• _MATERIAL PROVIDED_

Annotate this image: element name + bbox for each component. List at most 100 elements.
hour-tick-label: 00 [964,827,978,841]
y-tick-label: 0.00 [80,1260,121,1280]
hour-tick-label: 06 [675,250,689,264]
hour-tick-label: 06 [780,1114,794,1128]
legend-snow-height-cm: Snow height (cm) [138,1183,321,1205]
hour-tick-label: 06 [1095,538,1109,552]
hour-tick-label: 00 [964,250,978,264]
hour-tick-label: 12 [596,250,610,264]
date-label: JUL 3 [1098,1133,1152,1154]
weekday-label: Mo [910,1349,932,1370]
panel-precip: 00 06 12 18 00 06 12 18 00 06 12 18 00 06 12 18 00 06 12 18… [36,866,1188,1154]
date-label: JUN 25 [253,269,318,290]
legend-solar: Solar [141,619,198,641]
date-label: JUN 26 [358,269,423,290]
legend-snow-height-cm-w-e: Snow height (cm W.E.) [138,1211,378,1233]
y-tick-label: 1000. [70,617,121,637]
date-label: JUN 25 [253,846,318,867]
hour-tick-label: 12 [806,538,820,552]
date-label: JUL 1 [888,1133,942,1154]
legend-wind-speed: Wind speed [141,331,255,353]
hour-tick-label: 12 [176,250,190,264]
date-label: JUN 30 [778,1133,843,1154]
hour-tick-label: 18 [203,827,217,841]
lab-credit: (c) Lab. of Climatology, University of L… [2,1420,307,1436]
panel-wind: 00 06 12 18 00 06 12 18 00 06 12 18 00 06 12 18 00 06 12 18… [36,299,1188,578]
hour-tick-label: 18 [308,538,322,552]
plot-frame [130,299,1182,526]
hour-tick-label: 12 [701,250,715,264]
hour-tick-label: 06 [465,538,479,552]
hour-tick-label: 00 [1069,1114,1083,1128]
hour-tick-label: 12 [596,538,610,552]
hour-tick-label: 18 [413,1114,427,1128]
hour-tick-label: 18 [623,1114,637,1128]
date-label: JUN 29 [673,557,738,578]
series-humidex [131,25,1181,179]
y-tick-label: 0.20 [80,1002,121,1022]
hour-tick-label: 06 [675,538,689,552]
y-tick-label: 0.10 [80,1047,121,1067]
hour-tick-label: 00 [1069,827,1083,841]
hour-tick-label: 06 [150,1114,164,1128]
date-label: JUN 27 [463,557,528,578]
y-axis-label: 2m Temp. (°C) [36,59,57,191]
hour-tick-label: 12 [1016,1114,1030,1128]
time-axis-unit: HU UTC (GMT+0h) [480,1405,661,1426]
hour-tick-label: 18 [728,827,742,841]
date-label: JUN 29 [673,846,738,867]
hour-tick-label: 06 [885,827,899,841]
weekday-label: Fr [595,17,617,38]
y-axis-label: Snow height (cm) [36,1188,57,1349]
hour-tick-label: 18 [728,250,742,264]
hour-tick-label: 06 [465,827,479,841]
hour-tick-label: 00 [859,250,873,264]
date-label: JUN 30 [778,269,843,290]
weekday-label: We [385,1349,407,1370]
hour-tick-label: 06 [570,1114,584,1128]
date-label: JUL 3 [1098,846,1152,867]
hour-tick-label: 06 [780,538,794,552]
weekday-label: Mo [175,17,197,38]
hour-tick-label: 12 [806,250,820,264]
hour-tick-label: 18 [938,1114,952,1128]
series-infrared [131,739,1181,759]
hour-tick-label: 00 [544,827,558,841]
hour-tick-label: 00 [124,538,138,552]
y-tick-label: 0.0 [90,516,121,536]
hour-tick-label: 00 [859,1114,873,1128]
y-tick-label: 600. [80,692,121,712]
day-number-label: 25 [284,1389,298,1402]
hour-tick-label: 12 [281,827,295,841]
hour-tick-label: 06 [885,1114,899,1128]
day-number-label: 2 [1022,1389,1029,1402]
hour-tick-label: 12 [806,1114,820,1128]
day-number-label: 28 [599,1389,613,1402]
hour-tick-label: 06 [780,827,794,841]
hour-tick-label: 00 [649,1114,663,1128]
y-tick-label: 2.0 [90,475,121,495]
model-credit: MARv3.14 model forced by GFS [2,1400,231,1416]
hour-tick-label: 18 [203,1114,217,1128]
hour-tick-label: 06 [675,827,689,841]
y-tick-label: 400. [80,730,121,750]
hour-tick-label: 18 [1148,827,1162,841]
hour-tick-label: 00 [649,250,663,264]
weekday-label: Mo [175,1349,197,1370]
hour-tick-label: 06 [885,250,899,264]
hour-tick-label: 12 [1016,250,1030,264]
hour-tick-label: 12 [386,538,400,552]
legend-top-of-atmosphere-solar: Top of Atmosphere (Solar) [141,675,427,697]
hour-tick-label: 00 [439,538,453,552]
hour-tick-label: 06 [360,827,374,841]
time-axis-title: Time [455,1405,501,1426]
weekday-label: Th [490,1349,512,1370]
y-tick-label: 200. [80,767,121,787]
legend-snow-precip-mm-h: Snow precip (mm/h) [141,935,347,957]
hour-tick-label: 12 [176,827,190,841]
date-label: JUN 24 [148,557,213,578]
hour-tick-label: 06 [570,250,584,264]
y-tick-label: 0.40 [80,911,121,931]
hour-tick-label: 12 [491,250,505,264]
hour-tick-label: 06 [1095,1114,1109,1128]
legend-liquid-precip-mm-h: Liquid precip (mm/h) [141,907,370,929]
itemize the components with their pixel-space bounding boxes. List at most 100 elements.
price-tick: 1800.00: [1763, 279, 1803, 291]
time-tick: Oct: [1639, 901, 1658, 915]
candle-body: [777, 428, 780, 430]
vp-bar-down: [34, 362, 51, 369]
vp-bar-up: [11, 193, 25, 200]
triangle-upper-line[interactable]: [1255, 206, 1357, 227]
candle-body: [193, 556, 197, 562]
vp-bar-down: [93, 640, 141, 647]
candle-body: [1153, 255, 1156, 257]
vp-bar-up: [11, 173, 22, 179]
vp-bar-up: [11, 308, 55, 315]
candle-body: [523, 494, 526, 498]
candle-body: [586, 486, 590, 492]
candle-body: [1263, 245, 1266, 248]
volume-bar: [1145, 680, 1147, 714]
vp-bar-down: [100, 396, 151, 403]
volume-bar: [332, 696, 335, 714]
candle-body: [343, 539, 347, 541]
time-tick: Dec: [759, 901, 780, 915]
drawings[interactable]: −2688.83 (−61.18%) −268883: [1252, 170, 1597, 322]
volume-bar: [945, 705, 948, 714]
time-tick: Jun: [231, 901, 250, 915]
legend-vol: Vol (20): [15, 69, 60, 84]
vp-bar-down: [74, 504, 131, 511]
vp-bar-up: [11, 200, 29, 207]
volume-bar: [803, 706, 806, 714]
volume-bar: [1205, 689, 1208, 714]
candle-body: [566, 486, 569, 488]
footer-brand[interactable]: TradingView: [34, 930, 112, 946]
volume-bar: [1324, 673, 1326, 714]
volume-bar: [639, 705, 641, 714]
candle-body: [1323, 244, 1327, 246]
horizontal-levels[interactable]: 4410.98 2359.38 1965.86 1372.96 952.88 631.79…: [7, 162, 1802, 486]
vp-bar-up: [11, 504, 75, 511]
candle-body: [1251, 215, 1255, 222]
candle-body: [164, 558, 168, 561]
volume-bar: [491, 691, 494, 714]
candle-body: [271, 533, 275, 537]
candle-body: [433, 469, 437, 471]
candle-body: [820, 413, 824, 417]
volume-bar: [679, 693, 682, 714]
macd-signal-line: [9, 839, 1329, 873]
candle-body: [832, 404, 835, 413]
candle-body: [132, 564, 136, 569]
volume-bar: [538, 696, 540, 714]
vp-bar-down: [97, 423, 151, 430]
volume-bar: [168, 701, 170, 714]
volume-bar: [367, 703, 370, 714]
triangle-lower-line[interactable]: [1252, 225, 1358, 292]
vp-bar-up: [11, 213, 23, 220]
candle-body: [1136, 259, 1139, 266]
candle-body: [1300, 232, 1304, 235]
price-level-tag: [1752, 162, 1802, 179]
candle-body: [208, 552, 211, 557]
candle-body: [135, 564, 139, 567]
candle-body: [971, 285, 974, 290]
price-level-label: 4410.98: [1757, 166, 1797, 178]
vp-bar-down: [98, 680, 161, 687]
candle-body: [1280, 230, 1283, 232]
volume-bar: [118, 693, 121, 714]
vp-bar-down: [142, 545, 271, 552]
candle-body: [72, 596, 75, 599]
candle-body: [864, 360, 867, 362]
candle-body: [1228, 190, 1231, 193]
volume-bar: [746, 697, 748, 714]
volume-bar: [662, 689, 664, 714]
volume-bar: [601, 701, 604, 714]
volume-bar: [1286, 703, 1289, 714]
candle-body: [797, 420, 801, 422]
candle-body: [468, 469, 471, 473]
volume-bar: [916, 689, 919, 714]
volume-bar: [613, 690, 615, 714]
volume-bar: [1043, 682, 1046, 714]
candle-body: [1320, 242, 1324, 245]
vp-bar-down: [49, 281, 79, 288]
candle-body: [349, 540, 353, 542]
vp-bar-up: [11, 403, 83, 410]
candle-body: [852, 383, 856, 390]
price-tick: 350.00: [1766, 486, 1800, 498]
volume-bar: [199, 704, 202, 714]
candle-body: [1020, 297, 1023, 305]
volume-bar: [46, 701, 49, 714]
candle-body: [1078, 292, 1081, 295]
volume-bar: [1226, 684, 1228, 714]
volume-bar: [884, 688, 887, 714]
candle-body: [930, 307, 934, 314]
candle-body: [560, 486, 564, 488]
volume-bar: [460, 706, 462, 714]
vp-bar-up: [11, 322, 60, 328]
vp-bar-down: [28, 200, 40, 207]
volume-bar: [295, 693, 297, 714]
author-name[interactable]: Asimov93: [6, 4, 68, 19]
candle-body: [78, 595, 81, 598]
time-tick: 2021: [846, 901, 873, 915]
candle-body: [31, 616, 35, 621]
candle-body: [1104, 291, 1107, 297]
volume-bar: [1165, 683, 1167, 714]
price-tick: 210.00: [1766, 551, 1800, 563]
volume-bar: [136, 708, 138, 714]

• _WHAT YOU SHOULD DO_
Please return, word for word, the lines of the listing above from its first line to the line with "weekday-label: Mo [910,1349,932,1370]", including both of those lines.

• _EXERCISE RESPONSE_
Annotate this image: element name + bbox for each component. List at most 100 elements.
hour-tick-label: 00 [964,827,978,841]
y-tick-label: 0.00 [80,1260,121,1280]
hour-tick-label: 06 [675,250,689,264]
hour-tick-label: 06 [780,1114,794,1128]
legend-snow-height-cm: Snow height (cm) [138,1183,321,1205]
hour-tick-label: 06 [1095,538,1109,552]
hour-tick-label: 00 [964,250,978,264]
hour-tick-label: 12 [596,250,610,264]
date-label: JUL 3 [1098,1133,1152,1154]
weekday-label: Mo [910,1349,932,1370]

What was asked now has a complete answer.